Exercise:
Collect all lines from the records below that include the word "expectancy".
Start Record excerpts
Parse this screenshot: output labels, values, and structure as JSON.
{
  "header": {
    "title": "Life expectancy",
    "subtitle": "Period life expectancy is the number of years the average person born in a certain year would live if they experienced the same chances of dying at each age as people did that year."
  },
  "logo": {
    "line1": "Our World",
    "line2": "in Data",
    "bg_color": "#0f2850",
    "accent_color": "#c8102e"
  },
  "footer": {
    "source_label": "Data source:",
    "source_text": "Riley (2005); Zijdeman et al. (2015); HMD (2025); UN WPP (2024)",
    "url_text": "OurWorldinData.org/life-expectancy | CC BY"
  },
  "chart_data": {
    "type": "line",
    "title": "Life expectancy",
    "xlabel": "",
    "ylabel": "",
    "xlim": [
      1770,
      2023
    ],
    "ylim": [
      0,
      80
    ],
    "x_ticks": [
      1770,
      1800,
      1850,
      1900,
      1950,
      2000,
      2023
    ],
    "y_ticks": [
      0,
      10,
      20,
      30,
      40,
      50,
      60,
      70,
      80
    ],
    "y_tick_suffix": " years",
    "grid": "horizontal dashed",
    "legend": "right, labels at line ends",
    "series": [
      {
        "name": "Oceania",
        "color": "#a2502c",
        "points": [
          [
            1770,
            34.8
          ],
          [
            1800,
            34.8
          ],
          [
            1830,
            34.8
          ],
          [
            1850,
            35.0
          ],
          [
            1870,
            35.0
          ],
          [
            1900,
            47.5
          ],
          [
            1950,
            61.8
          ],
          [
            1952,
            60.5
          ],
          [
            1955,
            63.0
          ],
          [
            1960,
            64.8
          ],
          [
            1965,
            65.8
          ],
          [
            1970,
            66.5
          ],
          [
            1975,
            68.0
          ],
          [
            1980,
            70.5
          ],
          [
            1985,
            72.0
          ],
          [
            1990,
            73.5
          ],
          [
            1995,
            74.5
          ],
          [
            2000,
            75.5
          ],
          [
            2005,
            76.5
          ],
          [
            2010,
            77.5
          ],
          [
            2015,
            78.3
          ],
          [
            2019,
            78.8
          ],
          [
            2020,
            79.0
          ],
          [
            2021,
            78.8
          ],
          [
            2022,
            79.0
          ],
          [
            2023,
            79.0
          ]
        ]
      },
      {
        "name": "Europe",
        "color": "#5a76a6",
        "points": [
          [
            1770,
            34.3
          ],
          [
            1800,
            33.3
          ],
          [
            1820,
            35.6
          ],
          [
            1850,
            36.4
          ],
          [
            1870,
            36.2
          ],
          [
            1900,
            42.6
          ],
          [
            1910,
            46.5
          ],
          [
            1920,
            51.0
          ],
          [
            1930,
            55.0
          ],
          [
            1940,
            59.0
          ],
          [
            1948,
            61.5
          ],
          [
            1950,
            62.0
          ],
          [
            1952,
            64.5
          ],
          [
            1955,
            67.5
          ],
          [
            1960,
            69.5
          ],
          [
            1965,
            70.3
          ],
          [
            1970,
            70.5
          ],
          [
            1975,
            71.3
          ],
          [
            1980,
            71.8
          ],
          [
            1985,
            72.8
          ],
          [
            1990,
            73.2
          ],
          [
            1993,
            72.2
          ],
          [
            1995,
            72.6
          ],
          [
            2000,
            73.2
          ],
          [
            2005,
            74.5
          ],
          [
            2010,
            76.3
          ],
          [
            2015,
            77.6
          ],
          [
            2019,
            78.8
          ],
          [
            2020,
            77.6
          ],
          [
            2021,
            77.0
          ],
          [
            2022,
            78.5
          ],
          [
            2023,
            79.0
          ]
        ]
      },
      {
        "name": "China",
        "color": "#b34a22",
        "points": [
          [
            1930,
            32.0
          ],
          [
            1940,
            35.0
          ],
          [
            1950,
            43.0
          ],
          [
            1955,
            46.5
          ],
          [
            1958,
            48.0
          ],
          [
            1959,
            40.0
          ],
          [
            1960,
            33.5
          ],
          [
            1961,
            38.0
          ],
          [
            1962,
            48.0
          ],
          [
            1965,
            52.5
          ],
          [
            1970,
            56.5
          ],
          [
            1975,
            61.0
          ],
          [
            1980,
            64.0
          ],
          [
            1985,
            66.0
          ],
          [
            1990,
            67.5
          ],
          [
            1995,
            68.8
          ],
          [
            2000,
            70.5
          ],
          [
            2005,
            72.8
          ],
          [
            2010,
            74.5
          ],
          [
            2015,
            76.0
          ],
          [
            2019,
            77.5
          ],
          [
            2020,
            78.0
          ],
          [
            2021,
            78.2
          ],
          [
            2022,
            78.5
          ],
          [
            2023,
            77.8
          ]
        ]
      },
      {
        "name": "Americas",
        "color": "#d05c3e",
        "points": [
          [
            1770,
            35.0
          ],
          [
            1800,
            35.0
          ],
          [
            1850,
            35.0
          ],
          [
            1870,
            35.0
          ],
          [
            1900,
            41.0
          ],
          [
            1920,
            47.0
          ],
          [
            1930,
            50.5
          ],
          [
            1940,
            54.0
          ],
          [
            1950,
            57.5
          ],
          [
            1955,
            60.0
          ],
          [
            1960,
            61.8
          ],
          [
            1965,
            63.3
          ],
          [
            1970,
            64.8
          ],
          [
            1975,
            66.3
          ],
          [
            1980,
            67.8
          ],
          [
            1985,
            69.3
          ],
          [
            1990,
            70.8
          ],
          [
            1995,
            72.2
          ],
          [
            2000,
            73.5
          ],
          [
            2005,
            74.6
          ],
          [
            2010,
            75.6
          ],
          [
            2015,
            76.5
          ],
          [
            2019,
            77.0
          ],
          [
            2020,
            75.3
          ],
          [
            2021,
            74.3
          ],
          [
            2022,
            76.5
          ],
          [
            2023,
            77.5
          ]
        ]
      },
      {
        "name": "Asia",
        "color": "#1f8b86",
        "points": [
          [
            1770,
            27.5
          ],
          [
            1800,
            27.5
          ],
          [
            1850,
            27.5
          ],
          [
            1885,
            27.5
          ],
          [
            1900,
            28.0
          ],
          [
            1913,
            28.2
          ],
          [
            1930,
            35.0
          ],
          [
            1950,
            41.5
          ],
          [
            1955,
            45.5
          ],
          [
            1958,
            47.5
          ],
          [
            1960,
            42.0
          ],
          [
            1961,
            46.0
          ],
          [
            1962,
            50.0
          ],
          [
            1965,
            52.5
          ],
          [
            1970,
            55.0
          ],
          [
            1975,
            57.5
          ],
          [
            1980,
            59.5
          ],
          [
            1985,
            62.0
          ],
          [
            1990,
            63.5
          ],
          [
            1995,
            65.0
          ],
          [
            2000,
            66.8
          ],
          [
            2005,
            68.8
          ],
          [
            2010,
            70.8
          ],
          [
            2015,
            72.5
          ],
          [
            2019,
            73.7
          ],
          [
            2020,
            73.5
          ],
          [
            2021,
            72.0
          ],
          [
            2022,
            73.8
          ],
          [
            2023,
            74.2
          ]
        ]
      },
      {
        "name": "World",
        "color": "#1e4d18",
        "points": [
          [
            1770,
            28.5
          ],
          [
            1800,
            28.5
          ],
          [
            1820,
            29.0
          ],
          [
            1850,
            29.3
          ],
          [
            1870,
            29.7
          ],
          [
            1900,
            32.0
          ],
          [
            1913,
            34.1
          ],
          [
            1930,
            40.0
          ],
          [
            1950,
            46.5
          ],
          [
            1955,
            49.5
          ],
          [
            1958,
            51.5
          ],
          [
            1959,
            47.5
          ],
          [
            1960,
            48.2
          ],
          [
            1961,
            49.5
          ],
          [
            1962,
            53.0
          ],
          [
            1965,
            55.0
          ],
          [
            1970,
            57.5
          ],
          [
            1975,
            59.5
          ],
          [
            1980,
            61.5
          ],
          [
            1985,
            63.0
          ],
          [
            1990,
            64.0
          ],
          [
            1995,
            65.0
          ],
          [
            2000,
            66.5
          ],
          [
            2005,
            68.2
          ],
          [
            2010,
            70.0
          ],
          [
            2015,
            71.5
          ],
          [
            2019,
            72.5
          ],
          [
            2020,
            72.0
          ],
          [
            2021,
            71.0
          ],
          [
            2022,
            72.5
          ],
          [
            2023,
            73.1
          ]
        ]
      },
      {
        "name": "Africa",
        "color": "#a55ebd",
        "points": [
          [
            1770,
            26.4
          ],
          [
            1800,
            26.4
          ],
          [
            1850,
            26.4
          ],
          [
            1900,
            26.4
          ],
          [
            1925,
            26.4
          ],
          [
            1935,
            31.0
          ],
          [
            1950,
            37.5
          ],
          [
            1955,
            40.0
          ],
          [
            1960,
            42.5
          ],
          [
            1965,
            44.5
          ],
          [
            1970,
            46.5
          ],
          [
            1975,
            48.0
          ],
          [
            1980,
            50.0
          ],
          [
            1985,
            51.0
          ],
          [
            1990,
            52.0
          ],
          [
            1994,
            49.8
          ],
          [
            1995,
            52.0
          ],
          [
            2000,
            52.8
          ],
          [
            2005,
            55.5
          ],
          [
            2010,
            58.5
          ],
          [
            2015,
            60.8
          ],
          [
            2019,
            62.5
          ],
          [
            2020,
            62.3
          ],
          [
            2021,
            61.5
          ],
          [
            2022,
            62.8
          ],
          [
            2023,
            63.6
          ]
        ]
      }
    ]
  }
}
End Record excerpts
Worked answer:
    "title": "Life expectancy",
    "subtitle": "Period life expectancy is the number of years the average person born in a certain year would live if they experienced the same chances of dying at each age as people did that year."
    "url_text": "OurWorldinData.org/life-expectancy | CC BY"
    "title": "Life expectancy",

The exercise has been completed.